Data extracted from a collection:

-.-.-

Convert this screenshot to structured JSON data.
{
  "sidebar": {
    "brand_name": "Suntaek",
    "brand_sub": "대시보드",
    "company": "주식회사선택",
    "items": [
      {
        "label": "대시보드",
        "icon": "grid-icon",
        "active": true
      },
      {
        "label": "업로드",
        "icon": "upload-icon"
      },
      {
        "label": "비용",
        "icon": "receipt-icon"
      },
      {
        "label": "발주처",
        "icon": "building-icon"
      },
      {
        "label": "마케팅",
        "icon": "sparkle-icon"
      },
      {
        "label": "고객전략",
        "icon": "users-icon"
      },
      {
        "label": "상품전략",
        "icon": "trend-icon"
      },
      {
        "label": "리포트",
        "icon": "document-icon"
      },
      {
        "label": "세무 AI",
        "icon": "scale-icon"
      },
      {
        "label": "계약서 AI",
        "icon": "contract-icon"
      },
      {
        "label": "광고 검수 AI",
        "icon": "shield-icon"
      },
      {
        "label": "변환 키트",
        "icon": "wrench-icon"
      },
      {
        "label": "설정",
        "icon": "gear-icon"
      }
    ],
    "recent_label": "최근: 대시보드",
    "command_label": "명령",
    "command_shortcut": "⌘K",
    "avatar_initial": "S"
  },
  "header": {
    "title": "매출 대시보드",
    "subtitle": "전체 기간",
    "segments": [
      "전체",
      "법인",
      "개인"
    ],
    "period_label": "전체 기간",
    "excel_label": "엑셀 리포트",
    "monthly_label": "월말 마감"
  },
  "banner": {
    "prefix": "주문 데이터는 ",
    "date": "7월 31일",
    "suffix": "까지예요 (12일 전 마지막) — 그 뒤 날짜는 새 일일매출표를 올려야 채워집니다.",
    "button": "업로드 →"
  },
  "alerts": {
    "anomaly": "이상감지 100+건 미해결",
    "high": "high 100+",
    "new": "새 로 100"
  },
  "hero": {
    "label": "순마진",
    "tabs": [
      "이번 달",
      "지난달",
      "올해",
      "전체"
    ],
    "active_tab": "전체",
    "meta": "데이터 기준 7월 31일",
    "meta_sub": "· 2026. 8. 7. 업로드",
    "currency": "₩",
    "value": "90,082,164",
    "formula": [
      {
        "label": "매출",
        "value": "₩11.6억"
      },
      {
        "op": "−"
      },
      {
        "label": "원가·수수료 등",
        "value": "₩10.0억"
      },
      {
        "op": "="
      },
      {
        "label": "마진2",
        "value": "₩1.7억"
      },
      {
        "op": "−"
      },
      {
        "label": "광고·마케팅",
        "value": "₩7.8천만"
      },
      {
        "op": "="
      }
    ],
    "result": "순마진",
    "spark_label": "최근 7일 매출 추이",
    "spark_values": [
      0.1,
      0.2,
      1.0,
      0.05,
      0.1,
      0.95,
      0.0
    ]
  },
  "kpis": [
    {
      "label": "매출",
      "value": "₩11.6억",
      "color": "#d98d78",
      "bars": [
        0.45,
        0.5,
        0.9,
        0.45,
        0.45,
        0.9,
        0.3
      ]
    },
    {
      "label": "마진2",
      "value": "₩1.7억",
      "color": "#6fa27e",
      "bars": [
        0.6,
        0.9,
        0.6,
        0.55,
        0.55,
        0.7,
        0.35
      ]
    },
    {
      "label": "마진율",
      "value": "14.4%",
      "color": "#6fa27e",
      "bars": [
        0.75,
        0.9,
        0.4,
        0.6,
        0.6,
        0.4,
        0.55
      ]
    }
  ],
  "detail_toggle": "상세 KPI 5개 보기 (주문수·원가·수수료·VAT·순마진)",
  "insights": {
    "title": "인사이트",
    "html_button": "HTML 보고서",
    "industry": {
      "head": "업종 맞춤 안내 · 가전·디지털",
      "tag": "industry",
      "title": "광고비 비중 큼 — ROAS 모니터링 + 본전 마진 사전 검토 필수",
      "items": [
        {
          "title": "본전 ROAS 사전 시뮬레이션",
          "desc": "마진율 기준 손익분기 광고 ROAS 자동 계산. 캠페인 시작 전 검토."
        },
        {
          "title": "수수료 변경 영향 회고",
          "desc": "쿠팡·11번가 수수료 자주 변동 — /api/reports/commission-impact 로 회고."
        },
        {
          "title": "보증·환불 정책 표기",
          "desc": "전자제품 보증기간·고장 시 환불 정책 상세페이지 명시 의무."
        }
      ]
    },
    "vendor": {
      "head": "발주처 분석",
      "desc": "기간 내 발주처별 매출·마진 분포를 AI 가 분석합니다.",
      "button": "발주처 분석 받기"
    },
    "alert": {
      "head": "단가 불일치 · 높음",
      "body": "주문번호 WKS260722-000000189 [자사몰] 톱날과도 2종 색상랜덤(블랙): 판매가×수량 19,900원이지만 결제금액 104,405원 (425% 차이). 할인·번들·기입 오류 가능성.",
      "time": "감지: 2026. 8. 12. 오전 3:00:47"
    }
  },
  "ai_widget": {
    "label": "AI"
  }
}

-.-.-

> [EXERCISE BRIEF]: Write out the material exactly as given.

> [OUTPUT BELOW]:
Convert this screenshot to structured JSON data.
{
  "sidebar": {
    "brand_name": "Suntaek",
    "brand_sub": "대시보드",
    "company": "주식회사선택",
    "items": [
      {
        "label": "대시보드",
        "icon": "grid-icon",
        "active": true
      },
      {
        "label": "업로드",
        "icon": "upload-icon"
      },
      {
        "label": "비용",
        "icon": "receipt-icon"
      },
      {
        "label": "발주처",
        "icon": "building-icon"
      },
      {
        "label": "마케팅",
        "icon": "sparkle-icon"
      },
      {
        "label": "고객전략",
        "icon": "users-icon"
      },
      {
        "label": "상품전략",
        "icon": "trend-icon"
      },
      {
        "label": "리포트",
        "icon": "document-icon"
      },
      {
        "label": "세무 AI",
        "icon": "scale-icon"
      },
      {
        "label": "계약서 AI",
        "icon": "contract-icon"
      },
      {
        "label": "광고 검수 AI",
        "icon": "shield-icon"
      },
      {
        "label": "변환 키트",
        "icon": "wrench-icon"
      },
      {
        "label": "설정",
        "icon": "gear-icon"
      }
    ],
    "recent_label": "최근: 대시보드",
    "command_label": "명령",
    "command_shortcut": "⌘K",
    "avatar_initial": "S"
  },
  "header": {
    "title": "매출 대시보드",
    "subtitle": "전체 기간",
    "segments": [
      "전체",
      "법인",
      "개인"
    ],
    "period_label": "전체 기간",
    "excel_label": "엑셀 리포트",
    "monthly_label": "월말 마감"
  },
  "banner": {
    "prefix": "주문 데이터는 ",
    "date": "7월 31일",
    "suffix": "까지예요 (12일 전 마지막) — 그 뒤 날짜는 새 일일매출표를 올려야 채워집니다.",
    "button": "업로드 →"
  },
  "alerts": {
    "anomaly": "이상감지 100+건 미해결",
    "high": "high 100+",
    "new": "새 로 100"
  },
  "hero": {
    "label": "순마진",
    "tabs": [
      "이번 달",
      "지난달",
      "올해",
      "전체"
    ],
    "active_tab": "전체",
    "meta": "데이터 기준 7월 31일",
    "meta_sub": "· 2026. 8. 7. 업로드",
    "currency": "₩",
    "value": "90,082,164",
    "formula": [
      {
        "label": "매출",
        "value": "₩11.6억"
      },
      {
        "op": "−"
      },
      {
        "label": "원가·수수료 등",
        "value": "₩10.0억"
      },
      {
        "op": "="
      },
      {
        "label": "마진2",
        "value": "₩1.7억"
      },
      {
        "op": "−"
      },
      {
        "label": "광고·마케팅",
        "value": "₩7.8천만"
      },
      {
        "op": "="
      }
    ],
    "result": "순마진",
    "spark_label": "최근 7일 매출 추이",
    "spark_values": [
      0.1,
      0.2,
      1.0,
      0.05,
      0.1,
      0.95,
      0.0
    ]
  },
  "kpis": [
    {
      "label": "매출",
      "value": "₩11.6억",
      "color": "#d98d78",
      "bars": [
        0.45,
        0.5,
        0.9,
        0.45,
        0.45,
        0.9,
        0.3
      ]
    },
    {
      "label": "마진2",
      "value": "₩1.7억",
      "color": "#6fa27e",
      "bars": [
        0.6,
        0.9,
        0.6,
        0.55,
        0.55,
        0.7,
        0.35
      ]
    },
    {
      "label": "마진율",
      "value": "14.4%",
      "color": "#6fa27e",
      "bars": [
        0.75,
        0.9,
        0.4,
        0.6,
        0.6,
        0.4,
        0.55
      ]
    }
  ],
  "detail_toggle": "상세 KPI 5개 보기 (주문수·원가·수수료·VAT·순마진)",
  "insights": {
    "title": "인사이트",
    "html_button": "HTML 보고서",
    "industry": {
      "head": "업종 맞춤 안내 · 가전·디지털",
      "tag": "industry",
      "title": "광고비 비중 큼 — ROAS 모니터링 + 본전 마진 사전 검토 필수",
      "items": [
        {
          "title": "본전 ROAS 사전 시뮬레이션",
          "desc": "마진율 기준 손익분기 광고 ROAS 자동 계산. 캠페인 시작 전 검토."
        },
        {
          "title": "수수료 변경 영향 회고",
          "desc": "쿠팡·11번가 수수료 자주 변동 — /api/reports/commission-impact 로 회고."
        },
        {
          "title": "보증·환불 정책 표기",
          "desc": "전자제품 보증기간·고장 시 환불 정책 상세페이지 명시 의무."
        }
      ]
    },
    "vendor": {
      "head": "발주처 분석",
      "desc": "기간 내 발주처별 매출·마진 분포를 AI 가 분석합니다.",
      "button": "발주처 분석 받기"
    },
    "alert": {
      "head": "단가 불일치 · 높음",
      "body": "주문번호 WKS260722-000000189 [자사몰] 톱날과도 2종 색상랜덤(블랙): 판매가×수량 19,900원이지만 결제금액 104,405원 (425% 차이). 할인·번들·기입 오류 가능성.",
      "time": "감지: 2026. 8. 12. 오전 3:00:47"
    }
  },
  "ai_widget": {
    "label": "AI"
  }
}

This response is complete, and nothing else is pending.